## Extrait du texte
┌──

Bourmaud LibéralismesLe libéralisme ne cesse d’interroger, de questionner, démarche débouchant le plus souvent sur une contestation virulente ou, plus rarement, sur une admiration béate. Il faut ainsi apprécier à sa juste valeur la tentative des Presses Universitaires de Bordeaux de publier les actes de la journée d’études qui s’est tenue à l’université de Bordeaux IV le 20 octobre 2011, autour du libéralisme1. L’effort de ce colloque pour retrouver toute la complexité de la tradition libérale, ou devrait-on d’ores et déjà dire, des traditions libérales, s’inscrit dans une entreprise de compréhension d’un des grands courants de pensée de la modernité.

Les différentes interventions, séparées en deux grands ensembles, « La genèse de la pensée libérale » et « Les critiques du libéralisme », permettent de revenir sur les traits caractéristiques des différentes familles du libéralisme. Sans apporter une vision globale de ce dernier, de plus en plus difficile à réaliser2, les différentes contributions présentent d’intéressants éclairages sur des auteurs ou des notions qu’on range souvent de manière mécanique sous l’étiquette de libéralisme3.

Le jeu des 7 familles libérales

La première partie traitant des origines de l’idée de libéralisme constitue non pas une introduction mais davantage une entrée en matière sur les nouveaux enjeux qui parcourent le champ des études sur les libéralismes4. On ne cherchera pas une définition, problématique, du libéralisme5. Cela en dépit de l’effort de Daniel Bourmaud de ressaisir la configuration anthropologique du libéralisme – conçue comme consubstantielle à l’affirmation moderne de l’homme – dans son rapport conclusif6. C’est principalement l’occasion de revenir sur des idées reçues à propos de la tradition libérale.

L’article de Christophe Miqueu sur Locke montre que l’histoire des idées libérales a eu trop facilement tendance à en faire le père fondateur du libéralisme en procédant par des biais de lecture pour en convoyer une image partielle. Si cette idée peut garder, dans une certaine mesure, sa validité, elle fait fi du caractère républicain du penseur anglais7. Inversement, l’article de Sydney Floss porte un jugement nuancé sur la pensée de Thomas Hobbes, exposant que loin d’être le penseur totalitaire que certains libéraux se sont complu à dépeindre, il entretient un rapport ambigu, mais étroit avec le libéralisme aussi bien politique qu’économique8. Ces deux articles, ainsi que celui de Daniel Mansuy Huerta sur Montesquieu invitent à relire des penseurs classiques de la première modernité avec un regard neuf, c’est-à-dire sans les ranger arbitrairement sous l’étiquette de libéraux ou d’opposants au libéralisme. Le lecteur devient alors sensible au contexte de rédaction de l’œuvre, à ses subtilités, à ce qui en constitue aussi son originalité. Ces contributions permettent en outre de sortir d’une histoire rêvée du libéralisme qu’entretiennent surtout aujourd’hui les détracteurs de celui-ci lorsqu’ils mettent les différents courants dans le même sac avant de rejeter le tout en bloc. On rangera aussi dans cette catégorie les articles de Sylvie Guillaume sur « Les facteurs historiques du libéralisme à la française » et de Xavier Cauquil sur la « Poursuite de l’intérêt particulier et satisfaction collective : interrogations contemporaines autour de la lecture smithienne du marché ».

└──

## Consigne
Pour chacune des affirmations suivantes, répondez par oui ou par non selon qu'elle concorde ou non avec l'extrait sur le libéralisme, et citez les mots de l'extrait qui tranchent. (a) La journée d'études s'est tenue à l'université de Bordeaux IV le 20 octobre 2011. (b) Les interventions sont réparties en trois grands ensembles. (c) L'article de Sydney Floss présente Thomas Hobbes comme un penseur totalitaire.

## Liste des données
┌──

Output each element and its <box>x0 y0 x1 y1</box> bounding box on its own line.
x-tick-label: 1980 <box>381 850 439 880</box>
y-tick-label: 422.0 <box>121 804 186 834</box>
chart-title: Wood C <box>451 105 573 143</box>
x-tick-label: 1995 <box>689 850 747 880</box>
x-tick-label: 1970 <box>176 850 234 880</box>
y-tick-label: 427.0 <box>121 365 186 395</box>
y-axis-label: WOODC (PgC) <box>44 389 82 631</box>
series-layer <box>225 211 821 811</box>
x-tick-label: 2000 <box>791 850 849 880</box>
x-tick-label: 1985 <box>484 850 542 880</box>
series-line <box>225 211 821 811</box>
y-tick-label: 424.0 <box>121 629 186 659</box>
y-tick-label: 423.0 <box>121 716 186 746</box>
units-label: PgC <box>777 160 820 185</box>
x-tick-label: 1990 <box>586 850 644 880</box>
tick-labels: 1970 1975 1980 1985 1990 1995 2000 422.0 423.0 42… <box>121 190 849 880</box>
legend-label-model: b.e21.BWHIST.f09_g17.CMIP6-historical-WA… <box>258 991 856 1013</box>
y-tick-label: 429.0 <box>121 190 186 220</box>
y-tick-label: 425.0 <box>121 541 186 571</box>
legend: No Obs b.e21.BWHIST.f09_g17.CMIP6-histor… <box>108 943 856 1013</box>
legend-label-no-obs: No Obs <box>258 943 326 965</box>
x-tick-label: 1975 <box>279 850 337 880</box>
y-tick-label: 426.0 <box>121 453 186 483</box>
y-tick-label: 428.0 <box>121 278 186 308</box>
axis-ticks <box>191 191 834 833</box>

└──

## Réponse attendue
(a) Oui : « la journée d’études qui s’est tenue à l’université de Bordeaux IV le 20 octobre 2011 ».
(b) Non : « Les différentes interventions, séparées en deux grands ensembles ».
(c) Non : « loin d’être le penseur totalitaire que certains libéraux se sont complu à dépeindre ».